* WHAT THE TASK ASKS: Pull every line with the word "como" out of the entries below.

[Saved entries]
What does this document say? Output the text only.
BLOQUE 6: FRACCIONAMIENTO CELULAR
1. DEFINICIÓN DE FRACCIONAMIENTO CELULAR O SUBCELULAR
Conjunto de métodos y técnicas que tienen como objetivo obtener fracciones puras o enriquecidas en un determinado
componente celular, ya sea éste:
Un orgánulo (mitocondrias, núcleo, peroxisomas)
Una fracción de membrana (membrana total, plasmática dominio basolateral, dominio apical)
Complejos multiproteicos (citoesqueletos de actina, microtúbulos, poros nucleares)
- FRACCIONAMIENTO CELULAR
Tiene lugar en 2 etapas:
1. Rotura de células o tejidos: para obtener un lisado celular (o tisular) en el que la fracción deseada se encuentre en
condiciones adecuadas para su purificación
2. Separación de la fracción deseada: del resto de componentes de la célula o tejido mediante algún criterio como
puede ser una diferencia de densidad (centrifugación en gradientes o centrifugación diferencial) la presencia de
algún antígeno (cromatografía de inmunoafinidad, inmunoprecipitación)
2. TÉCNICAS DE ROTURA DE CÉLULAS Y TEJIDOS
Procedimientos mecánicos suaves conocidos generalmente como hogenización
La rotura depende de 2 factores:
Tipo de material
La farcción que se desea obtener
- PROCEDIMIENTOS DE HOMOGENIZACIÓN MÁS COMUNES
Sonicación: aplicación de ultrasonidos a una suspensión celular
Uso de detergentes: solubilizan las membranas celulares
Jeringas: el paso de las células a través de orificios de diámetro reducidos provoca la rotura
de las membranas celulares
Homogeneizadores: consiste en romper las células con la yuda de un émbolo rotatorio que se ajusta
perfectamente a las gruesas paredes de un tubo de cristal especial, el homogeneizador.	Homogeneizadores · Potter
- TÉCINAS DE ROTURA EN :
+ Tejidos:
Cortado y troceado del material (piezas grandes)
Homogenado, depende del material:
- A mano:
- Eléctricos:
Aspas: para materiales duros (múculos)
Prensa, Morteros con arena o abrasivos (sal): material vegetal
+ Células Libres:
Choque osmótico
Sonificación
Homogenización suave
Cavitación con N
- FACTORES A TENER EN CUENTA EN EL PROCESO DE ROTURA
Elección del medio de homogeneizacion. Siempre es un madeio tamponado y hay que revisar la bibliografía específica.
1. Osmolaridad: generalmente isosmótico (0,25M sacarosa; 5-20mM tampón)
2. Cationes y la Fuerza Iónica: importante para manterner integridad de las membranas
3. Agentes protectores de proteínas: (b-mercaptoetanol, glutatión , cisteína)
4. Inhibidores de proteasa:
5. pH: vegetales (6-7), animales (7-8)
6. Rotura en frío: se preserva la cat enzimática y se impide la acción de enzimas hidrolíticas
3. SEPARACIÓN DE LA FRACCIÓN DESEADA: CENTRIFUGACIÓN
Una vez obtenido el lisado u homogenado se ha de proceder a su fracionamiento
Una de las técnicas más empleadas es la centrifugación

* RESPONSE TO THE TASK:
Conjunto de métodos y técnicas que tienen como objetivo obtener fracciones puras o enriquecidas en un determinado
2. Separación de la fracción deseada: del resto de componentes de la célula o tejido mediante algún criterio como
Procedimientos mecánicos suaves conocidos generalmente como hogenización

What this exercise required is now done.